◆ What needs to be done ◆
Only the pictures are omitted; repeat all other data exactly.

---

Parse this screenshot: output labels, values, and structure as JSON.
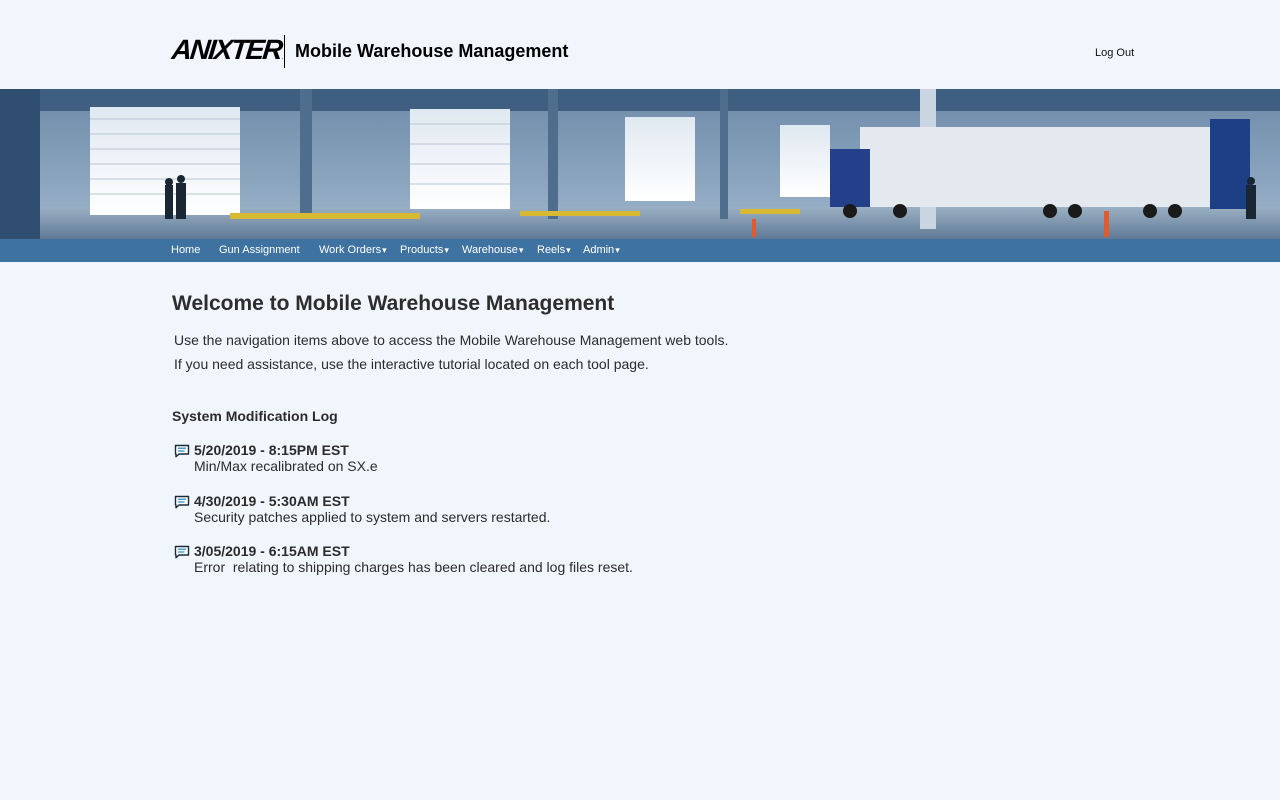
{
  "header": {
    "logo_text": "ANIXTER",
    "logo_reg": ".",
    "app_title": "Mobile Warehouse Management",
    "logout_label": "Log Out"
  },
  "nav": {
    "items": [
      {
        "label": "Home",
        "dropdown": false
      },
      {
        "label": "Gun Assignment",
        "dropdown": false
      },
      {
        "label": "Work Orders",
        "dropdown": true
      },
      {
        "label": "Products",
        "dropdown": true
      },
      {
        "label": "Warehouse",
        "dropdown": true
      },
      {
        "label": "Reels",
        "dropdown": true
      },
      {
        "label": "Admin",
        "dropdown": true
      }
    ],
    "caret": "▾"
  },
  "main": {
    "title": "Welcome to Mobile Warehouse Management",
    "intro_lines": [
      "Use the navigation items above to access the Mobile Warehouse Management web tools.",
      "If you need assistance, use the interactive tutorial located on each tool page."
    ],
    "log_title": "System Modification Log",
    "log_entries": [
      {
        "date": "5/20/2019 - 8:15PM EST",
        "text": "Min/Max recalibrated on SX.e",
        "icon": "message-icon"
      },
      {
        "date": "4/30/2019 - 5:30AM EST",
        "text": "Security patches applied to system and servers restarted.",
        "icon": "message-icon"
      },
      {
        "date": "3/05/2019 - 6:15AM EST",
        "text": "Error  relating to shipping charges has been cleared and log files reset.",
        "icon": "message-icon"
      }
    ]
  },
  "colors": {
    "page_bg": "#f1f6fc",
    "nav_bg": "#3e72a0",
    "nav_text": "#ffffff",
    "icon_accent": "#1e88c8"
  }
}
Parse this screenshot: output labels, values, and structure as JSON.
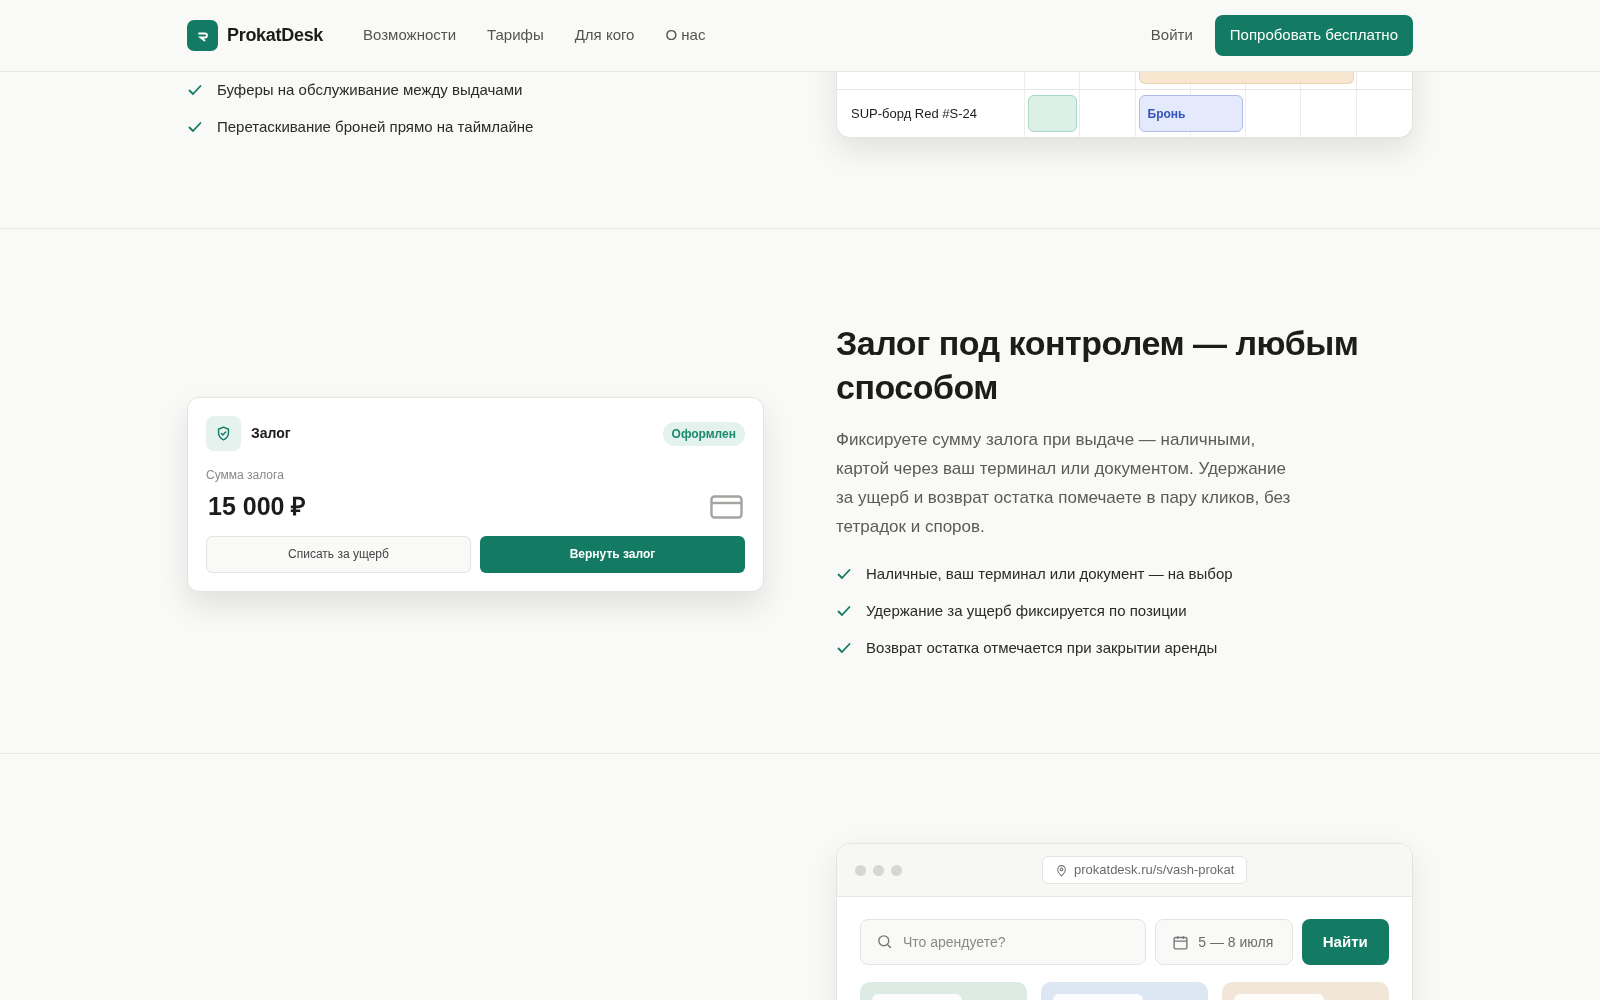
{
  "header": {
    "brand": "ProkatDesk",
    "nav": [
      "Возможности",
      "Тарифы",
      "Для кого",
      "О нас"
    ],
    "login": "Войти",
    "cta": "Попробовать бесплатно"
  },
  "top_section": {
    "checks": [
      "Буферы на обслуживание между выдачами",
      "Перетаскивание броней прямо на таймлайне"
    ],
    "timeline": {
      "rows": [
        {
          "cells": [
            {
              "kind": "gap"
            },
            {
              "kind": "gap"
            },
            {
              "kind": "maintenance"
            },
            {
              "kind": "maintenance"
            },
            {
              "kind": "maintenance"
            },
            {
              "kind": "maintenance"
            },
            {
              "kind": "gap"
            }
          ]
        },
        {
          "label": "SUP-борд Red #S-24",
          "cells": [
            {
              "kind": "free"
            },
            {
              "kind": "gap"
            },
            {
              "kind": "booking",
              "text": "Бронь"
            },
            {
              "kind": "booking"
            },
            {
              "kind": "gap"
            },
            {
              "kind": "gap"
            },
            {
              "kind": "gap"
            }
          ]
        }
      ]
    }
  },
  "deposit_section": {
    "card": {
      "title": "Залог",
      "status": "Оформлен",
      "amount_label": "Сумма залога",
      "amount": "15 000 ₽",
      "secondary_button": "Списать за ущерб",
      "primary_button": "Вернуть залог"
    },
    "heading": "Залог под контролем — любым способом",
    "text": "Фиксируете сумму залога при выдаче — наличными, картой через ваш терминал или документом. Удержание за ущерб и возврат остатка помечаете в пару кликов, без тетрадок и споров.",
    "checks": [
      "Наличные, ваш терминал или документ — на выбор",
      "Удержание за ущерб фиксируется по позиции",
      "Возврат остатка отмечается при закрытии аренды"
    ]
  },
  "storefront_section": {
    "browser": {
      "url": "prokatdesk.ru/s/vash-prokat",
      "search_placeholder": "Что арендуете?",
      "dates": "5 — 8 июля",
      "search_button": "Найти",
      "product_cards": [
        {
          "color": "#dcebe4"
        },
        {
          "color": "#dde6f3"
        },
        {
          "color": "#f1e6d8"
        }
      ]
    }
  }
}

---

◆ Result of this task ◆
Parse this screenshot: output labels, values, and structure as JSON.
{
  "header": {
    "logo_text": "ANIXTER",
    "logo_reg": ".",
    "app_title": "Mobile Warehouse Management",
    "logout_label": "Log Out"
  },
  "nav": {
    "items": [
      {
        "label": "Home",
        "dropdown": false
      },
      {
        "label": "Gun Assignment",
        "dropdown": false
      },
      {
        "label": "Work Orders",
        "dropdown": true
      },
      {
        "label": "Products",
        "dropdown": true
      },
      {
        "label": "Warehouse",
        "dropdown": true
      },
      {
        "label": "Reels",
        "dropdown": true
      },
      {
        "label": "Admin",
        "dropdown": true
      }
    ],
    "caret": "▾"
  },
  "main": {
    "title": "Welcome to Mobile Warehouse Management",
    "intro_lines": [
      "Use the navigation items above to access the Mobile Warehouse Management web tools.",
      "If you need assistance, use the interactive tutorial located on each tool page."
    ],
    "log_title": "System Modification Log",
    "log_entries": [
      {
        "date": "5/20/2019 - 8:15PM EST",
        "text": "Min/Max recalibrated on SX.e",
        "icon": "message-icon"
      },
      {
        "date": "4/30/2019 - 5:30AM EST",
        "text": "Security patches applied to system and servers restarted.",
        "icon": "message-icon"
      },
      {
        "date": "3/05/2019 - 6:15AM EST",
        "text": "Error  relating to shipping charges has been cleared and log files reset.",
        "icon": "message-icon"
      }
    ]
  },
  "colors": {
    "page_bg": "#f1f6fc",
    "nav_bg": "#3e72a0",
    "nav_text": "#ffffff",
    "icon_accent": "#1e88c8"
  }
}
Parse this screenshot: output labels, values, and structure as JSON.
{
  "header": {
    "brand": "ProkatDesk",
    "nav": [
      "Возможности",
      "Тарифы",
      "Для кого",
      "О нас"
    ],
    "login": "Войти",
    "cta": "Попробовать бесплатно"
  },
  "top_section": {
    "checks": [
      "Буферы на обслуживание между выдачами",
      "Перетаскивание броней прямо на таймлайне"
    ],
    "timeline": {
      "rows": [
        {
          "cells": [
            {
              "kind": "gap"
            },
            {
              "kind": "gap"
            },
            {
              "kind": "maintenance"
            },
            {
              "kind": "maintenance"
            },
            {
              "kind": "maintenance"
            },
            {
              "kind": "maintenance"
            },
            {
              "kind": "gap"
            }
          ]
        },
        {
          "label": "SUP-борд Red #S-24",
          "cells": [
            {
              "kind": "free"
            },
            {
              "kind": "gap"
            },
            {
              "kind": "booking",
              "text": "Бронь"
            },
            {
              "kind": "booking"
            },
            {
              "kind": "gap"
            },
            {
              "kind": "gap"
            },
            {
              "kind": "gap"
            }
          ]
        }
      ]
    }
  },
  "deposit_section": {
    "card": {
      "title": "Залог",
      "status": "Оформлен",
      "amount_label": "Сумма залога",
      "amount": "15 000 ₽",
      "secondary_button": "Списать за ущерб",
      "primary_button": "Вернуть залог"
    },
    "heading": "Залог под контролем — любым способом",
    "text": "Фиксируете сумму залога при выдаче — наличными, картой через ваш терминал или документом. Удержание за ущерб и возврат остатка помечаете в пару кликов, без тетрадок и споров.",
    "checks": [
      "Наличные, ваш терминал или документ — на выбор",
      "Удержание за ущерб фиксируется по позиции",
      "Возврат остатка отмечается при закрытии аренды"
    ]
  },
  "storefront_section": {
    "browser": {
      "url": "prokatdesk.ru/s/vash-prokat",
      "search_placeholder": "Что арендуете?",
      "dates": "5 — 8 июля",
      "search_button": "Найти",
      "product_cards": [
        {
          "color": "#dcebe4"
        },
        {
          "color": "#dde6f3"
        },
        {
          "color": "#f1e6d8"
        }
      ]
    }
  }
}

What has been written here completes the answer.